# [Exercise 1]
In the entries, from the first line up to and including the line with "bars-group xyxy=(138,52,976,492)", replace "Season" with "Time of year" and keep everything else the same.

# [Text to read]
# 2 sailboats aground in Rodanthe



## hpierce301 (Jan 24, 2011)

saw this on facebook and thought i'd share. i'm nowhere close, or i'd stop by.

Via: Josh Johnson (18 minutes ago)

So the sailboats that ran aground in Rodanthe....Real nice guy, names Eric. Lt. Col. US ARMY Retired. He owns both boats. I've been there since about 8:45 in a wetsuit and have seen a hundred + people walk over the dune line to see the boats run aground, take pictures and leave. But no one has offered actual help. Which honestly is a damn shame. A few really nice ladies have stopped and given him food and water. And Stan Midgett(probably spelled that wrong, don't hate me) has been there all day offering what help he could from shore. Between Eric and myself, bailing water, winching anchor lines, bailing more water, we have the O'day floating for now and nearing the bar. The rudder is broken, so a stern mount will have to be made and hung on the transom. Shouldn't be to much of a problem. The Columbia 32' is another story. For now, the O'day is the main focus. 
If anyone would like to help, he's about a mile south of the Oregon Inlet Bridge.
Someone has already stolen his dinghy, so come to help, not to steal his stuff. The dinghy is a inflatable West Marine kayak, blue and black I think, so if someone has a new toy, guess where it came from.


----------



## ez2cdave (Oct 13, 2008)

hpierce301 said:


> saw this on facebook and thought i'd share. i'm nowhere close, or i'd stop by.
> 
> Via: Josh Johnson (18 minutes ago)
> 
> So the sailboats that ran aground in Rodanthe....Real nice guy, names Eric. Lt. Col. US ARMY Retired. He owns both boats.


Please pardon a "dumb question" ... One guy was sailing two sailboats at the same time ?

There weren't any other people mentioned as being on either boat . . .


----------



## Drumdum (Jan 6, 2003)

# [Records for the task]
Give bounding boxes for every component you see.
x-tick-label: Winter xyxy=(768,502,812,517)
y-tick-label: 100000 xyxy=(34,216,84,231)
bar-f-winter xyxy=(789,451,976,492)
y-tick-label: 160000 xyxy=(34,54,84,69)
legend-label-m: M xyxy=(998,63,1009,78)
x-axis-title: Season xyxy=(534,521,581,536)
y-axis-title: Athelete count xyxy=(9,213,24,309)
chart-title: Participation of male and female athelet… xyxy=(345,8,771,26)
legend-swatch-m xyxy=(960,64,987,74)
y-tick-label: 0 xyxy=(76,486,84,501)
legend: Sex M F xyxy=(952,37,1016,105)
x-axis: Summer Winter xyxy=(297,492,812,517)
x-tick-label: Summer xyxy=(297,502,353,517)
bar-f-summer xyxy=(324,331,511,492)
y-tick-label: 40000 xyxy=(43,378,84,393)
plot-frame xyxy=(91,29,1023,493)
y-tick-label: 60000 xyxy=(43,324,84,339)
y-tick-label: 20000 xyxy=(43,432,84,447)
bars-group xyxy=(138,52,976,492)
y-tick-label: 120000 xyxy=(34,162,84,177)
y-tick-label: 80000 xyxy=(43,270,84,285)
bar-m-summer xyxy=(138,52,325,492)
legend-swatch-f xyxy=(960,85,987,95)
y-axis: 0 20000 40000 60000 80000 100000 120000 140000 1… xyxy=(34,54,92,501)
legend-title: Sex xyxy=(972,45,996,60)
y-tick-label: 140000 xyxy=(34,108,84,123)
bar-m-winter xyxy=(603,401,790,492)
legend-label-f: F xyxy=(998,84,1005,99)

# [Exercise 2]
Answer these about the forum thread on the two sailboats aground in Rodanthe:
(a) Which boat was floating and nearing the bar?
(b) How far from the Oregon Inlet Bridge was the owner?
(c) What kind of craft was the stolen dinghy?

# [Correct output 1]
Give bounding boxes for every component you see.
x-tick-label: Winter xyxy=(768,502,812,517)
y-tick-label: 100000 xyxy=(34,216,84,231)
bar-f-winter xyxy=(789,451,976,492)
y-tick-label: 160000 xyxy=(34,54,84,69)
legend-label-m: M xyxy=(998,63,1009,78)
x-axis-title: Time of year xyxy=(534,521,581,536)
y-axis-title: Athelete count xyxy=(9,213,24,309)
chart-title: Participation of male and female athelet… xyxy=(345,8,771,26)
legend-swatch-m xyxy=(960,64,987,74)
y-tick-label: 0 xyxy=(76,486,84,501)
legend: Sex M F xyxy=(952,37,1016,105)
x-axis: Summer Winter xyxy=(297,492,812,517)
x-tick-label: Summer xyxy=(297,502,353,517)
bar-f-summer xyxy=(324,331,511,492)
y-tick-label: 40000 xyxy=(43,378,84,393)
plot-frame xyxy=(91,29,1023,493)
y-tick-label: 60000 xyxy=(43,324,84,339)
y-tick-label: 20000 xyxy=(43,432,84,447)
bars-group xyxy=(138,52,976,492)

# [Correct output 2]
(a) The O'day
(b) About a mile south of it
(c) An inflatable West Marine kayak